▼▼▼
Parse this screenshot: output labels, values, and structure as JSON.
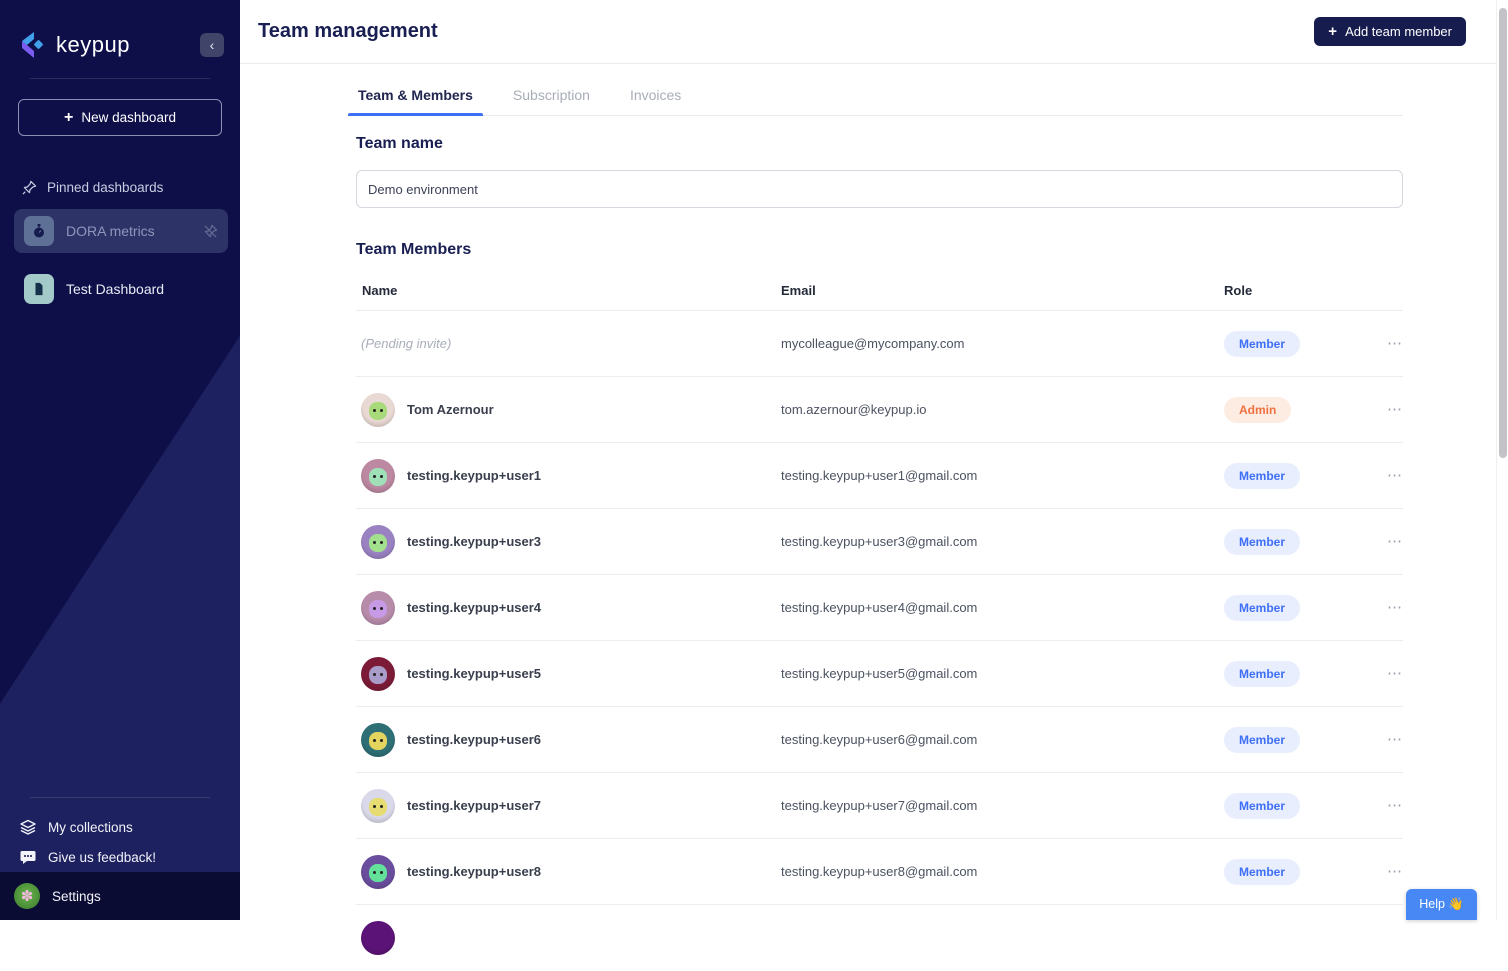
{
  "brand": {
    "name": "keypup"
  },
  "sidebar": {
    "collapse_icon": "chevron-left",
    "new_dashboard_label": "New dashboard",
    "pinned_section_label": "Pinned dashboards",
    "pinned_items": [
      {
        "label": "DORA metrics",
        "icon": "stopwatch-icon",
        "selected": true,
        "icon_bg": "#5e7095"
      },
      {
        "label": "Test Dashboard",
        "icon": "document-icon",
        "selected": false,
        "icon_bg": "#a3c9c9"
      }
    ],
    "footer_items": [
      {
        "label": "My collections",
        "icon": "layers-icon"
      },
      {
        "label": "Give us feedback!",
        "icon": "feedback-icon"
      }
    ],
    "settings_label": "Settings"
  },
  "header": {
    "title": "Team management",
    "add_button_label": "Add team member"
  },
  "tabs": [
    {
      "label": "Team & Members",
      "active": true
    },
    {
      "label": "Subscription",
      "active": false
    },
    {
      "label": "Invoices",
      "active": false
    }
  ],
  "team_name": {
    "heading": "Team name",
    "value": "Demo environment"
  },
  "members": {
    "heading": "Team Members",
    "columns": [
      "Name",
      "Email",
      "Role"
    ],
    "rows": [
      {
        "name": "(Pending invite)",
        "pending": true,
        "email": "mycolleague@mycompany.com",
        "role": "Member"
      },
      {
        "name": "Tom Azernour",
        "email": "tom.azernour@keypup.io",
        "role": "Admin",
        "avatar": {
          "ring": "#e9d9d4",
          "face": "#a8d97a"
        }
      },
      {
        "name": "testing.keypup+user1",
        "email": "testing.keypup+user1@gmail.com",
        "role": "Member",
        "avatar": {
          "ring": "#bc88a2",
          "face": "#9fe0b8"
        }
      },
      {
        "name": "testing.keypup+user3",
        "email": "testing.keypup+user3@gmail.com",
        "role": "Member",
        "avatar": {
          "ring": "#9a82c2",
          "face": "#a2e08e"
        }
      },
      {
        "name": "testing.keypup+user4",
        "email": "testing.keypup+user4@gmail.com",
        "role": "Member",
        "avatar": {
          "ring": "#b78cab",
          "face": "#c79ae6"
        }
      },
      {
        "name": "testing.keypup+user5",
        "email": "testing.keypup+user5@gmail.com",
        "role": "Member",
        "avatar": {
          "ring": "#7c1b38",
          "face": "#aa9cc8"
        }
      },
      {
        "name": "testing.keypup+user6",
        "email": "testing.keypup+user6@gmail.com",
        "role": "Member",
        "avatar": {
          "ring": "#2e6f76",
          "face": "#e3d45f"
        }
      },
      {
        "name": "testing.keypup+user7",
        "email": "testing.keypup+user7@gmail.com",
        "role": "Member",
        "avatar": {
          "ring": "#d9d9e9",
          "face": "#e6dc72"
        }
      },
      {
        "name": "testing.keypup+user8",
        "email": "testing.keypup+user8@gmail.com",
        "role": "Member",
        "avatar": {
          "ring": "#6b4d9e",
          "face": "#63e09a"
        }
      },
      {
        "name": "",
        "email": "",
        "role": "",
        "partial": true,
        "avatar": {
          "ring": "#5c1377",
          "face": "#5c1377"
        }
      }
    ]
  },
  "help": {
    "label": "Help 👋"
  },
  "colors": {
    "sidebar_bg": "#0e0f48",
    "sidebar_triangle": "#1d2160",
    "accent_blue": "#3f6ff5",
    "primary_navy": "#171c4e",
    "member_badge_bg": "#e8eefd",
    "member_badge_text": "#3f6ff5",
    "admin_badge_bg": "#fdece2",
    "admin_badge_text": "#ef7140",
    "help_button": "#4788f4"
  }
}
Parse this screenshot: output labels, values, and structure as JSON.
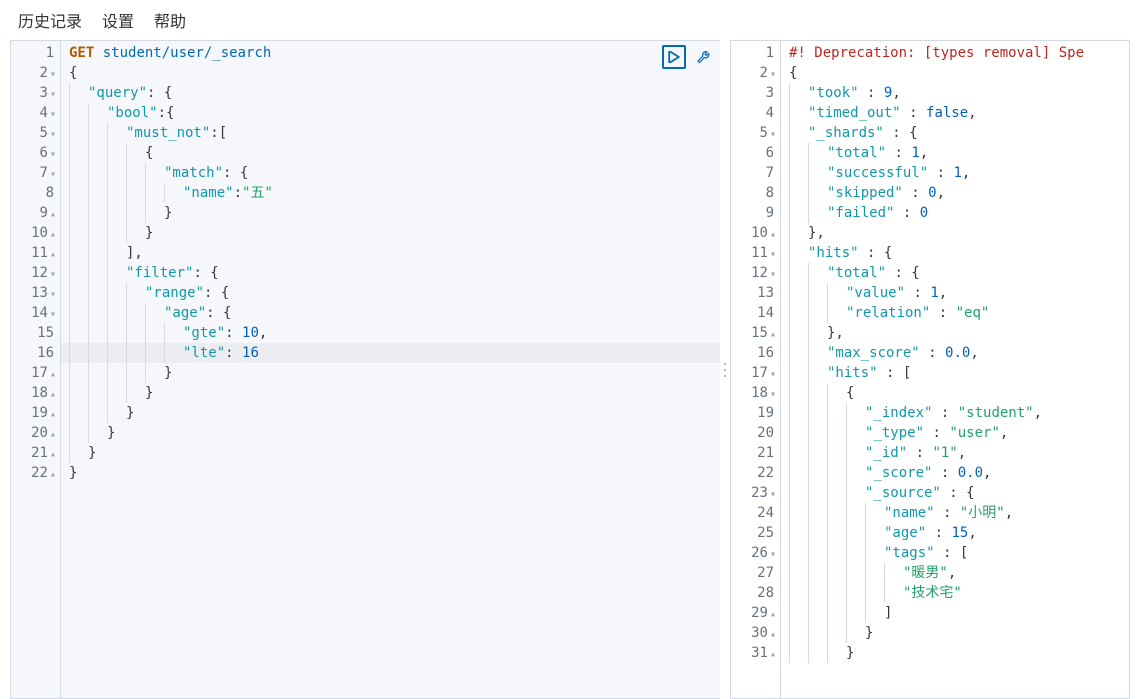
▲▲▲
- _PROBLEM REQUIREMENTS_: Without the pictures, restate each entry exactly.

- _FULL OUTPUT_:
Parse this screenshot: output labels, values, and structure as JSON.
{
  "brand": {
    "name": "keypup"
  },
  "sidebar": {
    "collapse_icon": "chevron-left",
    "new_dashboard_label": "New dashboard",
    "pinned_section_label": "Pinned dashboards",
    "pinned_items": [
      {
        "label": "DORA metrics",
        "icon": "stopwatch-icon",
        "selected": true,
        "icon_bg": "#5e7095"
      },
      {
        "label": "Test Dashboard",
        "icon": "document-icon",
        "selected": false,
        "icon_bg": "#a3c9c9"
      }
    ],
    "footer_items": [
      {
        "label": "My collections",
        "icon": "layers-icon"
      },
      {
        "label": "Give us feedback!",
        "icon": "feedback-icon"
      }
    ],
    "settings_label": "Settings"
  },
  "header": {
    "title": "Team management",
    "add_button_label": "Add team member"
  },
  "tabs": [
    {
      "label": "Team & Members",
      "active": true
    },
    {
      "label": "Subscription",
      "active": false
    },
    {
      "label": "Invoices",
      "active": false
    }
  ],
  "team_name": {
    "heading": "Team name",
    "value": "Demo environment"
  },
  "members": {
    "heading": "Team Members",
    "columns": [
      "Name",
      "Email",
      "Role"
    ],
    "rows": [
      {
        "name": "(Pending invite)",
        "pending": true,
        "email": "mycolleague@mycompany.com",
        "role": "Member"
      },
      {
        "name": "Tom Azernour",
        "email": "tom.azernour@keypup.io",
        "role": "Admin",
        "avatar": {
          "ring": "#e9d9d4",
          "face": "#a8d97a"
        }
      },
      {
        "name": "testing.keypup+user1",
        "email": "testing.keypup+user1@gmail.com",
        "role": "Member",
        "avatar": {
          "ring": "#bc88a2",
          "face": "#9fe0b8"
        }
      },
      {
        "name": "testing.keypup+user3",
        "email": "testing.keypup+user3@gmail.com",
        "role": "Member",
        "avatar": {
          "ring": "#9a82c2",
          "face": "#a2e08e"
        }
      },
      {
        "name": "testing.keypup+user4",
        "email": "testing.keypup+user4@gmail.com",
        "role": "Member",
        "avatar": {
          "ring": "#b78cab",
          "face": "#c79ae6"
        }
      },
      {
        "name": "testing.keypup+user5",
        "email": "testing.keypup+user5@gmail.com",
        "role": "Member",
        "avatar": {
          "ring": "#7c1b38",
          "face": "#aa9cc8"
        }
      },
      {
        "name": "testing.keypup+user6",
        "email": "testing.keypup+user6@gmail.com",
        "role": "Member",
        "avatar": {
          "ring": "#2e6f76",
          "face": "#e3d45f"
        }
      },
      {
        "name": "testing.keypup+user7",
        "email": "testing.keypup+user7@gmail.com",
        "role": "Member",
        "avatar": {
          "ring": "#d9d9e9",
          "face": "#e6dc72"
        }
      },
      {
        "name": "testing.keypup+user8",
        "email": "testing.keypup+user8@gmail.com",
        "role": "Member",
        "avatar": {
          "ring": "#6b4d9e",
          "face": "#63e09a"
        }
      },
      {
        "name": "",
        "email": "",
        "role": "",
        "partial": true,
        "avatar": {
          "ring": "#5c1377",
          "face": "#5c1377"
        }
      }
    ]
  },
  "help": {
    "label": "Help 👋"
  },
  "colors": {
    "sidebar_bg": "#0e0f48",
    "sidebar_triangle": "#1d2160",
    "accent_blue": "#3f6ff5",
    "primary_navy": "#171c4e",
    "member_badge_bg": "#e8eefd",
    "member_badge_text": "#3f6ff5",
    "admin_badge_bg": "#fdece2",
    "admin_badge_text": "#ef7140",
    "help_button": "#4788f4"
  }
}
Parse this screenshot: output labels, values, and structure as JSON.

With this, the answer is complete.